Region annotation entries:
++++++++++++++++++++
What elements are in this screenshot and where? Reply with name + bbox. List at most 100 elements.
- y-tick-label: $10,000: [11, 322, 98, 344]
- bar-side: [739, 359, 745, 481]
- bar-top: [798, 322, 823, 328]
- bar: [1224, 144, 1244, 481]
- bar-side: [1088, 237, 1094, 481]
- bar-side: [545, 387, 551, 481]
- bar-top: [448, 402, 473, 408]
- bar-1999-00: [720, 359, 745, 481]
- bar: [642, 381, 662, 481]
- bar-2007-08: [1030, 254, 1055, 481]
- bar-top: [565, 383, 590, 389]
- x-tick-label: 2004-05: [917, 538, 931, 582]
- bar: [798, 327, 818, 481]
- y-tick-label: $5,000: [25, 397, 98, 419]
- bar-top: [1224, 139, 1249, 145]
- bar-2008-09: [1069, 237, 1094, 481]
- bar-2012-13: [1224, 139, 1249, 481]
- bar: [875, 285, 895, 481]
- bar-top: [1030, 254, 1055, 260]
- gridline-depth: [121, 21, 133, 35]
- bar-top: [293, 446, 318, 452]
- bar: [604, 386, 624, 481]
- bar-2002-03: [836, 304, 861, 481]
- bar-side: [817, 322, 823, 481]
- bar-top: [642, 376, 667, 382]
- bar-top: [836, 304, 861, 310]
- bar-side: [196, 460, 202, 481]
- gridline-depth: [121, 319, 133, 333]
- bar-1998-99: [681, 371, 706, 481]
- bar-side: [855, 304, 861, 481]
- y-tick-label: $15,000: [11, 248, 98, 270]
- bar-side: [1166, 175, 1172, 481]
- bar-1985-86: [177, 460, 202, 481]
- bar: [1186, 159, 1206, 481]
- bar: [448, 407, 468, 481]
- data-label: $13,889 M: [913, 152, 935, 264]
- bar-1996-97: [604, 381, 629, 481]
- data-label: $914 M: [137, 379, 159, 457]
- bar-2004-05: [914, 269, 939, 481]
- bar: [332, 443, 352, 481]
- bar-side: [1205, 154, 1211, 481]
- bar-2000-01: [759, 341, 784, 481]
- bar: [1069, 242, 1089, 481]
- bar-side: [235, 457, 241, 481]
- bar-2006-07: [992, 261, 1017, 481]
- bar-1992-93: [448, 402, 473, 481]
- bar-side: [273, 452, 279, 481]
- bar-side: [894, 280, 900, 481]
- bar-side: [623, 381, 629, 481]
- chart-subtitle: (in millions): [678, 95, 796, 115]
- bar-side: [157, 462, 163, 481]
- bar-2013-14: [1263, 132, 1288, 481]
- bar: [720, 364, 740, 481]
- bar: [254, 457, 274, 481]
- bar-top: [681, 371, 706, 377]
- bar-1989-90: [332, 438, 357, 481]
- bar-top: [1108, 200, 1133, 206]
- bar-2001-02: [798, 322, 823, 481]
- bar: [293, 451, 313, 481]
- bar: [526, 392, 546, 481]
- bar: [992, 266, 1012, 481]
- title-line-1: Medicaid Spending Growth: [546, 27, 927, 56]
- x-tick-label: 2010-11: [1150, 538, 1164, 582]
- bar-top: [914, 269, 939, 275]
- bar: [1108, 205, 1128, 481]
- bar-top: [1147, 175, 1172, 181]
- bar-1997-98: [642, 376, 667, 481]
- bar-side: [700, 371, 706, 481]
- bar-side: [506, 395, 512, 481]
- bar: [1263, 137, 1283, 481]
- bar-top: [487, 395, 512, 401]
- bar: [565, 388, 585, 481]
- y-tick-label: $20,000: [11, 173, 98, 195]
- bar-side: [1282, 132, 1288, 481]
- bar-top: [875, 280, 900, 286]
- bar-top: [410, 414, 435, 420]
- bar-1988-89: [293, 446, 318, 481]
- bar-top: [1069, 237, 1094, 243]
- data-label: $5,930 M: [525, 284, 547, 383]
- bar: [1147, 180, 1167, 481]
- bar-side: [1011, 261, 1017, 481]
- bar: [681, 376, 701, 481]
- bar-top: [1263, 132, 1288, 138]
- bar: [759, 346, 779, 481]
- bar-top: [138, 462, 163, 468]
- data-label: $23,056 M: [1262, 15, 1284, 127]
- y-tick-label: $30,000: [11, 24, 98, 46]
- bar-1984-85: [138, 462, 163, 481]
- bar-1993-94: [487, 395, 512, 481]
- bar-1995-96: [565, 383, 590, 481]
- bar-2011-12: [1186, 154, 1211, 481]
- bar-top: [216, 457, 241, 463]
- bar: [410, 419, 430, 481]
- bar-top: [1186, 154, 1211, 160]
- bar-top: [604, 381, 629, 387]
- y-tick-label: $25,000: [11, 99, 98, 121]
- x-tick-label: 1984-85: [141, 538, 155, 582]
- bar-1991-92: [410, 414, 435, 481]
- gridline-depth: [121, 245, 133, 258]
++++++++++++++++++++
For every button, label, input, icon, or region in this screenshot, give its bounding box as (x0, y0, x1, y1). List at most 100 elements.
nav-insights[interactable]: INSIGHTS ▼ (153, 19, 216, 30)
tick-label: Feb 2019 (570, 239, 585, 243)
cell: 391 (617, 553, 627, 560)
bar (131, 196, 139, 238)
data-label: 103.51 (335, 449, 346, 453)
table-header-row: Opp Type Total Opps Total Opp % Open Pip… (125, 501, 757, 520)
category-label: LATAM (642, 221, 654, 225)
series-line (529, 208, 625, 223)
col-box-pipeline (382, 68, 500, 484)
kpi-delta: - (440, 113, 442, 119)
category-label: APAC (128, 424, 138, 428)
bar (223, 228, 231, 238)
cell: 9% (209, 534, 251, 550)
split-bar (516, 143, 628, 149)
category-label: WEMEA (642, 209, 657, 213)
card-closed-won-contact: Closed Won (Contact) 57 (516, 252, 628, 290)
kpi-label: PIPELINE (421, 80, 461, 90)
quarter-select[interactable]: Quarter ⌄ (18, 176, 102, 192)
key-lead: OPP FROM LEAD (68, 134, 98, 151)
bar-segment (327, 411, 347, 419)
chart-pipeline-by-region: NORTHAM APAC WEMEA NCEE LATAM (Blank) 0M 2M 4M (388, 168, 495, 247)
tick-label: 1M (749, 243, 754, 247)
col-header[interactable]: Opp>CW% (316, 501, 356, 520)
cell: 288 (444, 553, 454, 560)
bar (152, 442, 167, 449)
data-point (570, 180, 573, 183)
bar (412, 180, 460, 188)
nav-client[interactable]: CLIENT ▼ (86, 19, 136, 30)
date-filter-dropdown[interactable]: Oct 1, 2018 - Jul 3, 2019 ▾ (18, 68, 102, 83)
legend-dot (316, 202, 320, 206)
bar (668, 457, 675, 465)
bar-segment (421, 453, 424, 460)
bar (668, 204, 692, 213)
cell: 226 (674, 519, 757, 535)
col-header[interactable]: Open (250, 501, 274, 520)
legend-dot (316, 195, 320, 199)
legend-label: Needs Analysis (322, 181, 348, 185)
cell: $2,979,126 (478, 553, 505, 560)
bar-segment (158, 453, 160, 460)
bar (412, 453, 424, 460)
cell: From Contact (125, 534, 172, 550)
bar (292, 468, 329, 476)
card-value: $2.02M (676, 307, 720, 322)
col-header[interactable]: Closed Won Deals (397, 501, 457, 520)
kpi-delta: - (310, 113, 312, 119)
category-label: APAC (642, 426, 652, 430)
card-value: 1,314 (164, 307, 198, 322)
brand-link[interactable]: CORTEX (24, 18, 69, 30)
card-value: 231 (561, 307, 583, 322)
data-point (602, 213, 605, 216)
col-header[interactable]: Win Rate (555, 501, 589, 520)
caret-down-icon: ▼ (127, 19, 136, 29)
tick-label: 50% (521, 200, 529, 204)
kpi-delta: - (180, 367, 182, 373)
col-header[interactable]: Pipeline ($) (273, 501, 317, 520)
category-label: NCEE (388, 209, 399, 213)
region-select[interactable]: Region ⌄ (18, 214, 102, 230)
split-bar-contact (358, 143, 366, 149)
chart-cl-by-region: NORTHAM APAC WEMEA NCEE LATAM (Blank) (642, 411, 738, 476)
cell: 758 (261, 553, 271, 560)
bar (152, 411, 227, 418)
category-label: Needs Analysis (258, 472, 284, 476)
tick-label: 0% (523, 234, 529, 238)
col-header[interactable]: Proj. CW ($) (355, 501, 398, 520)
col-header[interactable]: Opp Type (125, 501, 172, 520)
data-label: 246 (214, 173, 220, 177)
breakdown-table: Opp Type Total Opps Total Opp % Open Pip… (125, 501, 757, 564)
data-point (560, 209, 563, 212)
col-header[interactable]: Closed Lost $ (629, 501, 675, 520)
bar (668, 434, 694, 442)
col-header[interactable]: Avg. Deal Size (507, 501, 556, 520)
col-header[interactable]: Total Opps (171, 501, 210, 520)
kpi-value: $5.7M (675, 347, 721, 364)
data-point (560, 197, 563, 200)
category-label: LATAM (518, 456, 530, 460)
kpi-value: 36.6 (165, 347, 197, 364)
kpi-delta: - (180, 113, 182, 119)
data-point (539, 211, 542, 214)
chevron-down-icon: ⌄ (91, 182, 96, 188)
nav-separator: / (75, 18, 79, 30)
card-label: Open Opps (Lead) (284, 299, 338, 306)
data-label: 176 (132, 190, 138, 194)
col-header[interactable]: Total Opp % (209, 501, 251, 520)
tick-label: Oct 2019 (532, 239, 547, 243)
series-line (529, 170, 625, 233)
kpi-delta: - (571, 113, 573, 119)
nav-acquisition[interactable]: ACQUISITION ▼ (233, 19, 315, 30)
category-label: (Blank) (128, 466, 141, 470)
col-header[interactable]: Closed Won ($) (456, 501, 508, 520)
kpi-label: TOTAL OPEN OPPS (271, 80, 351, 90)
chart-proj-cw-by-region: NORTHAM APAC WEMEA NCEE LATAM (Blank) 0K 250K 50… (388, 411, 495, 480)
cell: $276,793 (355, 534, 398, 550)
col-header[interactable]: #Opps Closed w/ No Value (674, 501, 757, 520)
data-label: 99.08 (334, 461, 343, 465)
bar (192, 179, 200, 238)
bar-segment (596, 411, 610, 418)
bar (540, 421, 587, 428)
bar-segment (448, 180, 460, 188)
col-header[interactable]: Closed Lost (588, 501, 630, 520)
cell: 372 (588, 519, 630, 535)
++++++++++++++++++++
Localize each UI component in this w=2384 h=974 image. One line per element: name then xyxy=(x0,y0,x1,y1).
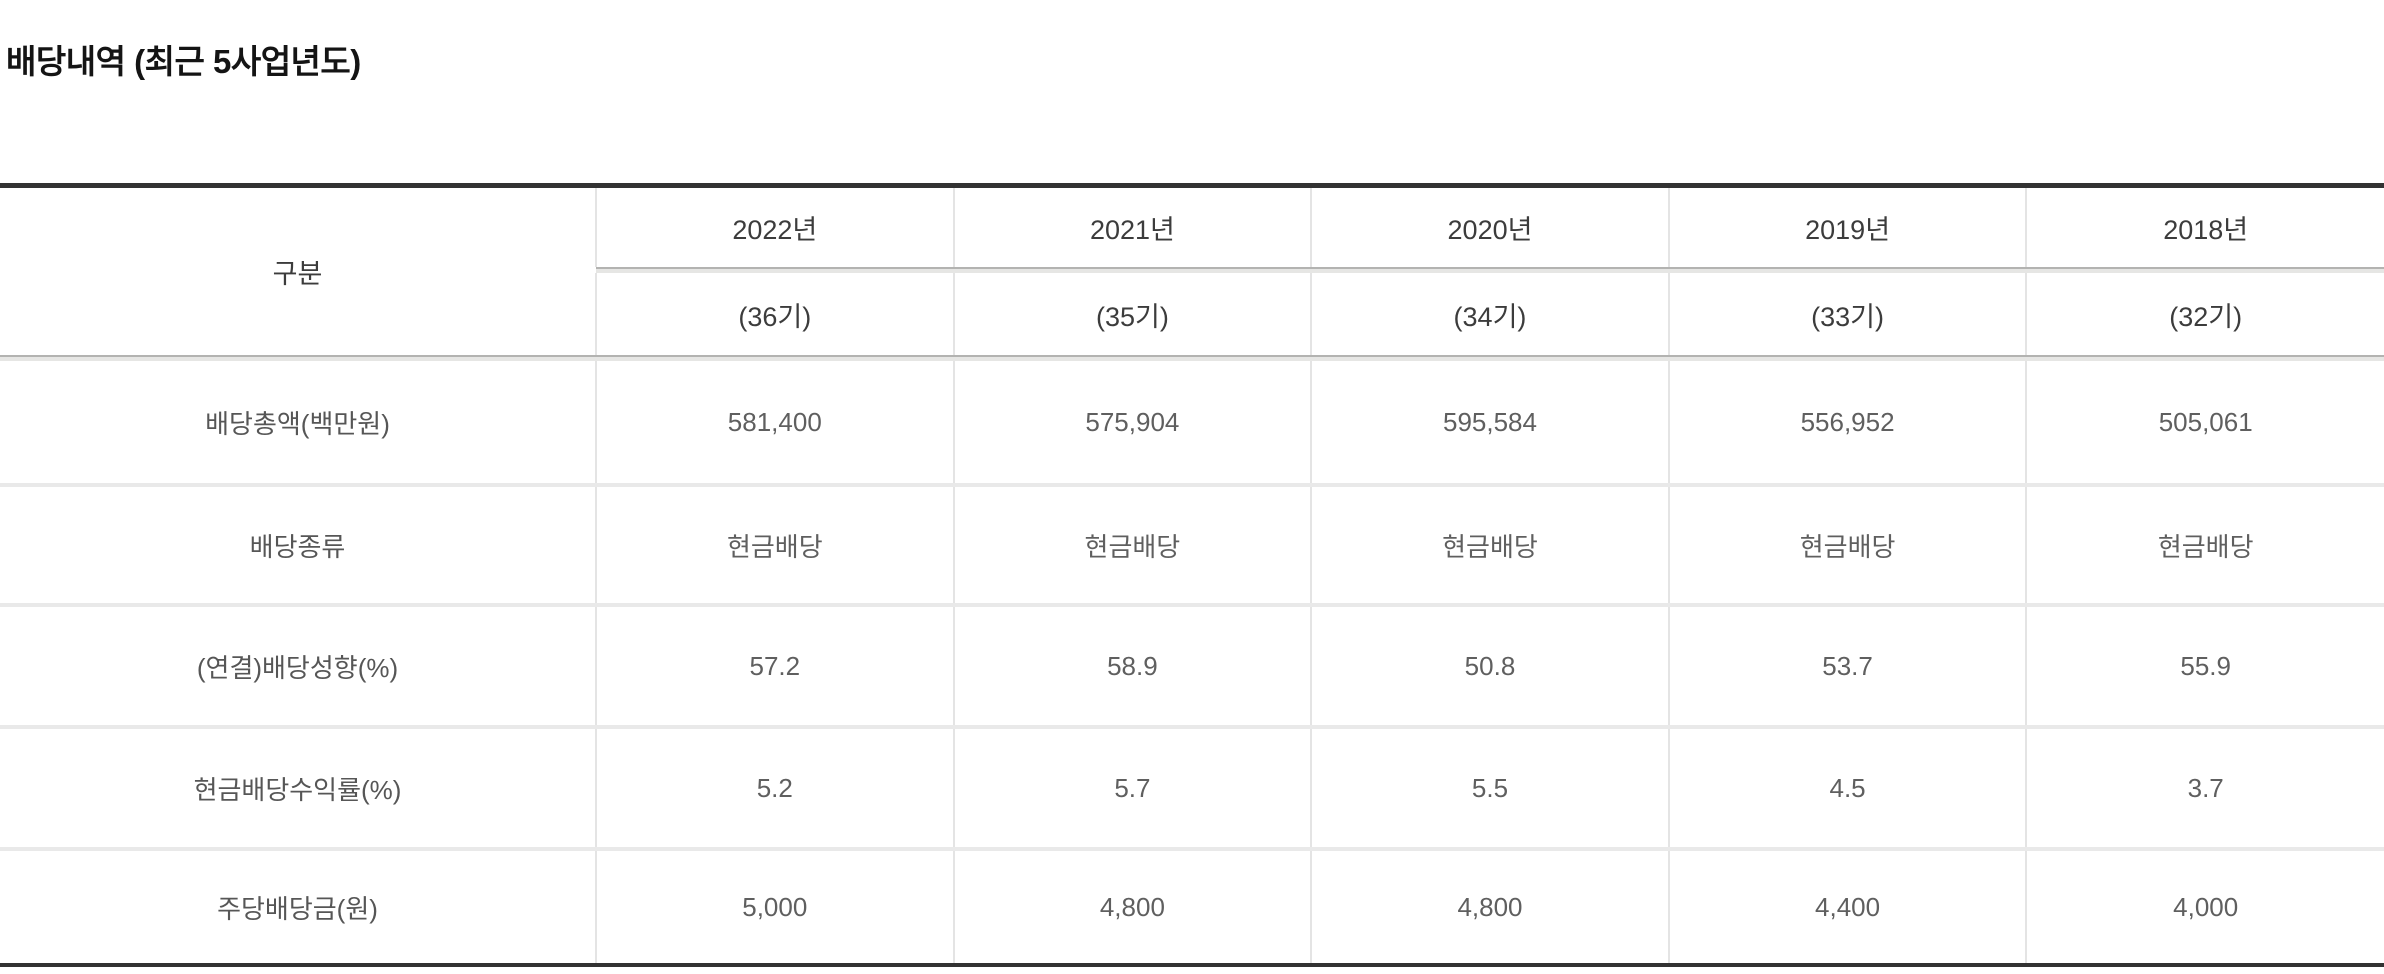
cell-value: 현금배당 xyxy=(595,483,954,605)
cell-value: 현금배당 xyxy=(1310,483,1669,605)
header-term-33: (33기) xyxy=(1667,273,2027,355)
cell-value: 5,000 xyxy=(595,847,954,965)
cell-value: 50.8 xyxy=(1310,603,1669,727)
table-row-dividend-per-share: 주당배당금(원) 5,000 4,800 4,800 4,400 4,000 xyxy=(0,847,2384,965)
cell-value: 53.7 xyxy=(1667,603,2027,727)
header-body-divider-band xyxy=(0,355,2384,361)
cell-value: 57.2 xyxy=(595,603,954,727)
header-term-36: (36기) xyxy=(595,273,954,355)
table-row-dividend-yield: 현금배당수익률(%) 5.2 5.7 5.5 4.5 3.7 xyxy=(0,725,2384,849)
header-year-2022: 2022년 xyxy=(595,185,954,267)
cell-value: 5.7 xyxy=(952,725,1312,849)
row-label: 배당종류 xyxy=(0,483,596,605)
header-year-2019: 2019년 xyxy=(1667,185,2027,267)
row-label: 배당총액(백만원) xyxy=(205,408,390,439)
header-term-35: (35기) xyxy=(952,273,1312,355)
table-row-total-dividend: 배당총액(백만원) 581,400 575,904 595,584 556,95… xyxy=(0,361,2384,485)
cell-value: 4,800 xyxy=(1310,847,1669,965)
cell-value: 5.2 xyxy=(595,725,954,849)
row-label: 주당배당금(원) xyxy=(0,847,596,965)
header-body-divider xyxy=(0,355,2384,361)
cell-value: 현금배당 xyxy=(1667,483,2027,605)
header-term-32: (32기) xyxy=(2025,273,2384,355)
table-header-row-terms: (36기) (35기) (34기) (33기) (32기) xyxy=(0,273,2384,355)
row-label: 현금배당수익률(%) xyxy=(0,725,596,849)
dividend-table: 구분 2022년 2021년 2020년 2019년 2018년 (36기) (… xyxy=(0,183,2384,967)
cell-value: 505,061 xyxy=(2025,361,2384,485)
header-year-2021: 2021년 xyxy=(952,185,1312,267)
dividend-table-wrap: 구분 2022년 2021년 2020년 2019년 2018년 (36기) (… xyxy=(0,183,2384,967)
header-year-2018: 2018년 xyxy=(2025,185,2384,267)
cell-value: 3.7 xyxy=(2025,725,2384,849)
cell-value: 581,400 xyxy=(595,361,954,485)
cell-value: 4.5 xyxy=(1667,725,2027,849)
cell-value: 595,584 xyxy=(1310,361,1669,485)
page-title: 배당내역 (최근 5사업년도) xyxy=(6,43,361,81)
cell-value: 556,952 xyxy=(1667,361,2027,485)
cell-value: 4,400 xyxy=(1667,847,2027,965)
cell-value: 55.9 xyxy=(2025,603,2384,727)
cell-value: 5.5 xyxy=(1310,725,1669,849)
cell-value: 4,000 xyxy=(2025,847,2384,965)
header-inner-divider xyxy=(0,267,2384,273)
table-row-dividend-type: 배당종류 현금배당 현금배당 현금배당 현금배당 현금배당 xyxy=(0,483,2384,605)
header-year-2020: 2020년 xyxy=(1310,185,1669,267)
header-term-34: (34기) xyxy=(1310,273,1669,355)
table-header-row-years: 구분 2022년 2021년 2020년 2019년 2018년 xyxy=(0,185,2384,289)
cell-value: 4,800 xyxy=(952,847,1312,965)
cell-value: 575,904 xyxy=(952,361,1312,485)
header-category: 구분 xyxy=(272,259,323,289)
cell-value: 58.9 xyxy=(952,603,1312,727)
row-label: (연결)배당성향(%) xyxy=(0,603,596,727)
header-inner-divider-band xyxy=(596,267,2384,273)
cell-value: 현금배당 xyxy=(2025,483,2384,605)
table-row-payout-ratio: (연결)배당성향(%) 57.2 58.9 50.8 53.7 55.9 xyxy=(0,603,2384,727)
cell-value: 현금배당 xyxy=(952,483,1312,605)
++++++++++++++++++++
- Exercise brief
Reproduce verbatim the lines from the one containing "What elements are" through the one containing "- bar-1992-93: [448, 402, 473, 481]", including both of those lines.

- Exercise result
What elements are in this screenshot and where? Reply with name + bbox. List at most 100 elements.
- y-tick-label: $10,000: [11, 322, 98, 344]
- bar-side: [739, 359, 745, 481]
- bar-top: [798, 322, 823, 328]
- bar: [1224, 144, 1244, 481]
- bar-side: [1088, 237, 1094, 481]
- bar-side: [545, 387, 551, 481]
- bar-top: [448, 402, 473, 408]
- bar-1999-00: [720, 359, 745, 481]
- bar: [642, 381, 662, 481]
- bar-2007-08: [1030, 254, 1055, 481]
- bar-top: [565, 383, 590, 389]
- x-tick-label: 2004-05: [917, 538, 931, 582]
- bar: [798, 327, 818, 481]
- y-tick-label: $5,000: [25, 397, 98, 419]
- bar-top: [1224, 139, 1249, 145]
- bar-2008-09: [1069, 237, 1094, 481]
- bar-2012-13: [1224, 139, 1249, 481]
- bar: [875, 285, 895, 481]
- bar-top: [1030, 254, 1055, 260]
- gridline-depth: [121, 21, 133, 35]
- bar-top: [293, 446, 318, 452]
- bar: [604, 386, 624, 481]
- bar-2002-03: [836, 304, 861, 481]
- bar-side: [817, 322, 823, 481]
- bar-top: [642, 376, 667, 382]
- bar-top: [836, 304, 861, 310]
- bar-side: [196, 460, 202, 481]
- gridline-depth: [121, 319, 133, 333]
- bar-1998-99: [681, 371, 706, 481]
- bar-side: [855, 304, 861, 481]
- y-tick-label: $15,000: [11, 248, 98, 270]
- bar-side: [1166, 175, 1172, 481]
- bar-1985-86: [177, 460, 202, 481]
- bar: [1186, 159, 1206, 481]
- bar: [448, 407, 468, 481]
- data-label: $13,889 M: [913, 152, 935, 264]
- bar-1996-97: [604, 381, 629, 481]
- data-label: $914 M: [137, 379, 159, 457]
- bar-2004-05: [914, 269, 939, 481]
- bar: [332, 443, 352, 481]
- bar-side: [1205, 154, 1211, 481]
- bar-2000-01: [759, 341, 784, 481]
- bar: [1069, 242, 1089, 481]
- bar-side: [235, 457, 241, 481]
- bar-2006-07: [992, 261, 1017, 481]
- bar-1992-93: [448, 402, 473, 481]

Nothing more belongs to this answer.